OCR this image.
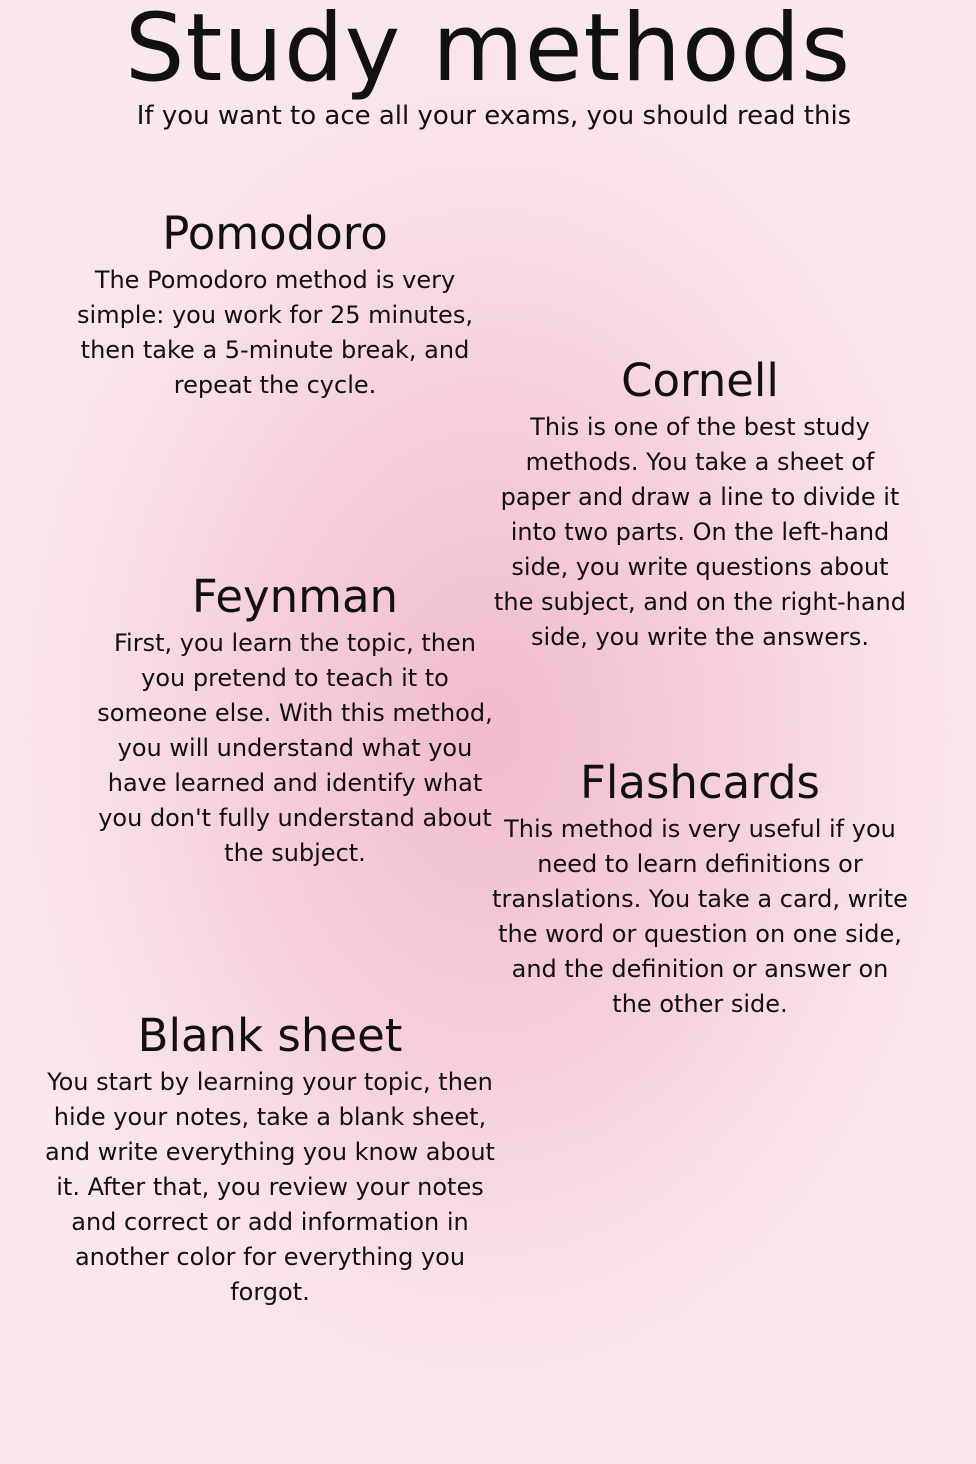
Study methods
If you want to ace all your exams, you should read this
Pomodoro

The Pomodoro method is very
simple: you work for 25 minutes,
then take a 5-minute break, and
repeat the cycle.	Cornell

This is one of the best study
methods. You take a sheet of
paper and draw a line to divide it
into two parts. On the left-hand
side, you write questions about
the subject, and on the right-hand
side, you write the answers.

Feynman

First, you learn the topic, then
you pretend to teach it to
someone else. With this method,
you will understand what you
have learned and identify what
you don't fully understand about
the subject.

Flashcards

This method is very useful if you
need to learn definitions or
translations. You take a card, write
the word or question on one side,
and the definition or answer on
the other side.

Blank sheet

You start by learning your topic, then
hide your notes, take a blank sheet,
and write everything you know about
it. After that, you review your notes
and correct or add information in
another color for everything you
forgot.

GOAL OF THE EXERCISE
All lines above with "side" in them should be returned.

WRITTEN RESPONSE
side, you write questions about
side, you write the answers.
the word or question on one side,
the other side.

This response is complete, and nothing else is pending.